# Aim of the task
Carry none of the pictures over; set down the material below exactly.

# Records
----

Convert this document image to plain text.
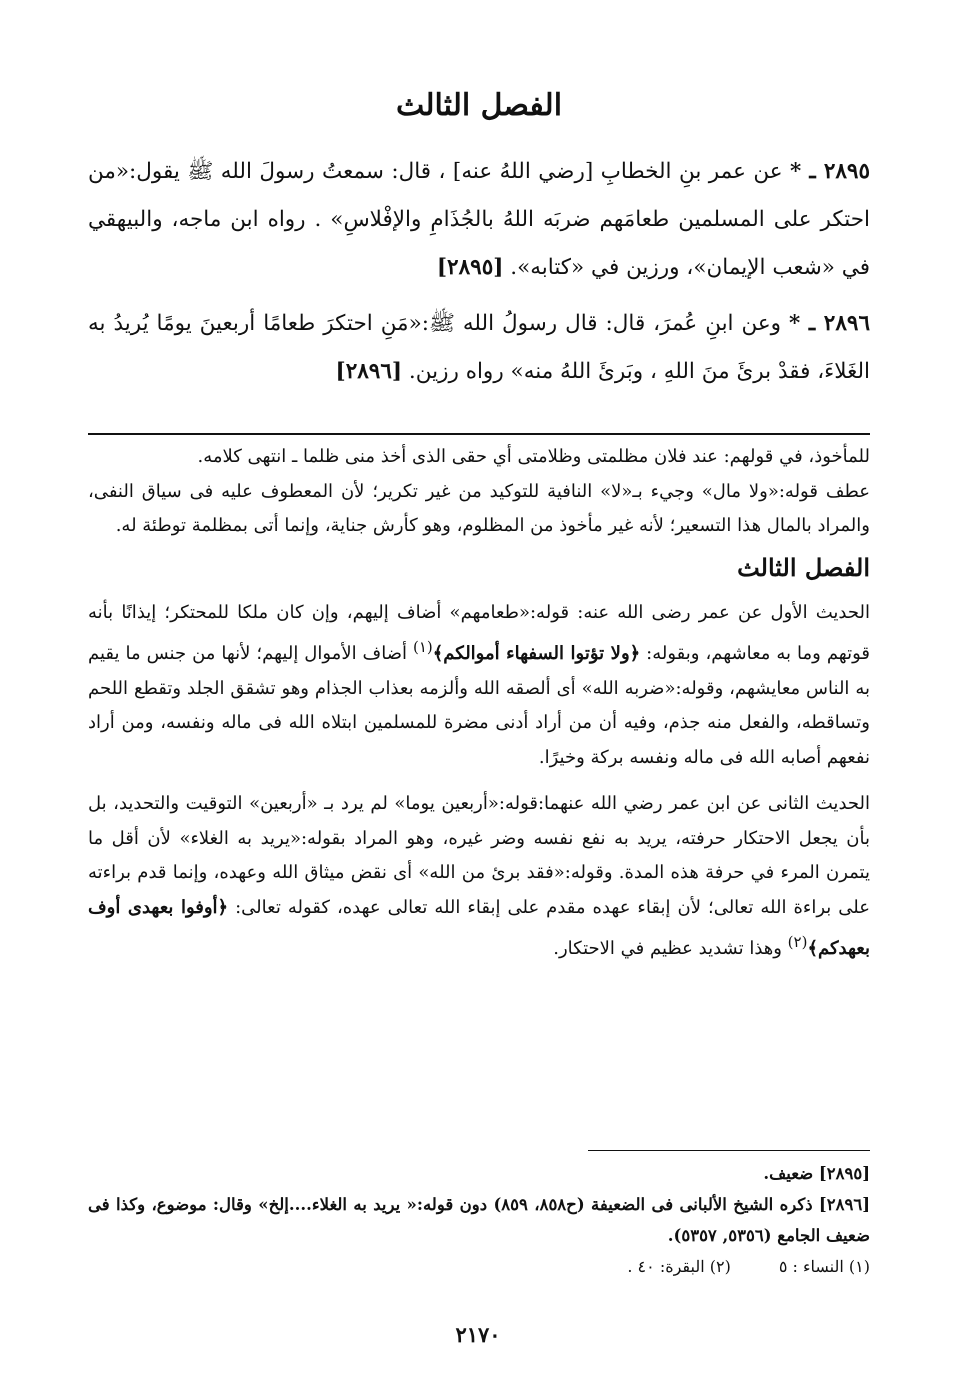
الفصل الثالث

٢٨٩٥ ـ * عن عمر بنِ الخطابِ [رضي اللهُ عنه] ، قال: سمعتُ رسولَ الله ﷺ يقول:«من احتكر على المسلمين طعامَهم ضربَه اللهُ بالجُذَامِ والإفْلاسِ» . رواه ابن ماجه، والبيهقي في «شعب الإيمان»، ورزين في «كتابه». [٢٨٩٥]

٢٨٩٦ ـ * وعن ابنِ عُمرَ، قال: قال رسولُ الله ﷺ:«مَنِ احتكرَ طعامًا أربعينَ يومًا يُريدُ به الغَلاءَ، فقدْ برئَ منَ اللهِ ، وبَرئَ اللهُ منه» رواه رزين. [٢٨٩٦]

للمأخوذ، في قولهم: عند فلان مظلمتى وظلامتى أي حقى الذى أخذ منى ظلما ـ انتهى كلامه.

عطف قوله:«ولا مال» وجيء بـ«لا» النافية للتوكيد من غير تكرير؛ لأن المعطوف عليه فى سياق النفى، والمراد بالمال هذا التسعير؛ لأنه غير مأخوذ من المظلوم، وهو كأرش جناية، وإنما أتى بمظلمة توطئة له.

الفصل الثالث

الحديث الأول عن عمر رضى الله عنه: قوله:«طعامهم» أضاف إليهم، وإن كان ملكا للمحتكر؛ إيذانًا بأنه قوتهم وما به معاشهم، وبقوله: ﴿ولا تؤتوا السفهاء أموالكم﴾$^{(١)}$ أضاف الأموال إليهم؛ لأنها من جنس ما يقيم به الناس معايشهم، وقوله:«ضربه الله» أى ألصقه الله وألزمه بعذاب الجذام وهو تشقق الجلد وتقطع اللحم وتساقطه، والفعل منه جذم، وفيه أن من أراد أدنى مضرة للمسلمين ابتلاه الله فى ماله ونفسه، ومن أراد نفعهم أصابه الله فى ماله ونفسه بركة وخيرًا.

الحديث الثانى عن ابن عمر رضي الله عنهما:قوله:«أربعين يوما» لم يرد بـ «أربعين» التوقيت والتحديد، بل بأن يجعل الاحتكار حرفته، يريد به نفع نفسه وضر غيره، وهو المراد بقوله:«يريد به الغلاء» لأن أقل ما يتمرن المرء في حرفة هذه المدة. وقوله:«فقد برئ من الله» أى نقض ميثاق الله وعهده، وإنما قدم براءته على براءة الله تعالى؛ لأن إبقاء عهده مقدم على إبقاء الله تعالى عهده، كقوله تعالى: ﴿أوفوا بعهدى أوف بعهدكم﴾$^{(٢)}$ وهذا تشديد عظيم في الاحتكار.

[٢٨٩٥] ضعيف.

[٢٨٩٦] ذكره الشيخ الألبانى فى الضعيفة (ح٨٥٨، ٨٥٩) دون قوله:« يريد به الغلاء....إلخ» وقال: موضوع، وكذا فى ضعيف الجامع (٥٣٥٦, ٥٣٥٧).

(١) النساء : ٥
(٢) البقرة: ٤٠ .
٢١٧٠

----

# Written response
Convert this document image to plain text.
الفصل الثالث

٢٨٩٥ ـ * عن عمر بنِ الخطابِ [رضي اللهُ عنه] ، قال: سمعتُ رسولَ الله ﷺ يقول:«من احتكر على المسلمين طعامَهم ضربَه اللهُ بالجُذَامِ والإفْلاسِ» . رواه ابن ماجه، والبيهقي في «شعب الإيمان»، ورزين في «كتابه». [٢٨٩٥]

٢٨٩٦ ـ * وعن ابنِ عُمرَ، قال: قال رسولُ الله ﷺ:«مَنِ احتكرَ طعامًا أربعينَ يومًا يُريدُ به الغَلاءَ، فقدْ برئَ منَ اللهِ ، وبَرئَ اللهُ منه» رواه رزين. [٢٨٩٦]

للمأخوذ، في قولهم: عند فلان مظلمتى وظلامتى أي حقى الذى أخذ منى ظلما ـ انتهى كلامه.

عطف قوله:«ولا مال» وجيء بـ«لا» النافية للتوكيد من غير تكرير؛ لأن المعطوف عليه فى سياق النفى، والمراد بالمال هذا التسعير؛ لأنه غير مأخوذ من المظلوم، وهو كأرش جناية، وإنما أتى بمظلمة توطئة له.

الفصل الثالث

الحديث الأول عن عمر رضى الله عنه: قوله:«طعامهم» أضاف إليهم، وإن كان ملكا للمحتكر؛ إيذانًا بأنه قوتهم وما به معاشهم، وبقوله: ﴿ولا تؤتوا السفهاء أموالكم﴾$^{(١)}$ أضاف الأموال إليهم؛ لأنها من جنس ما يقيم به الناس معايشهم، وقوله:«ضربه الله» أى ألصقه الله وألزمه بعذاب الجذام وهو تشقق الجلد وتقطع اللحم وتساقطه، والفعل منه جذم، وفيه أن من أراد أدنى مضرة للمسلمين ابتلاه الله فى ماله ونفسه، ومن أراد نفعهم أصابه الله فى ماله ونفسه بركة وخيرًا.

الحديث الثانى عن ابن عمر رضي الله عنهما:قوله:«أربعين يوما» لم يرد بـ «أربعين» التوقيت والتحديد، بل بأن يجعل الاحتكار حرفته، يريد به نفع نفسه وضر غيره، وهو المراد بقوله:«يريد به الغلاء» لأن أقل ما يتمرن المرء في حرفة هذه المدة. وقوله:«فقد برئ من الله» أى نقض ميثاق الله وعهده، وإنما قدم براءته على براءة الله تعالى؛ لأن إبقاء عهده مقدم على إبقاء الله تعالى عهده، كقوله تعالى: ﴿أوفوا بعهدى أوف بعهدكم﴾$^{(٢)}$ وهذا تشديد عظيم في الاحتكار.

[٢٨٩٥] ضعيف.

[٢٨٩٦] ذكره الشيخ الألبانى فى الضعيفة (ح٨٥٨، ٨٥٩) دون قوله:« يريد به الغلاء....إلخ» وقال: موضوع، وكذا فى ضعيف الجامع (٥٣٥٦, ٥٣٥٧).

(١) النساء : ٥
(٢) البقرة: ٤٠ .
٢١٧٠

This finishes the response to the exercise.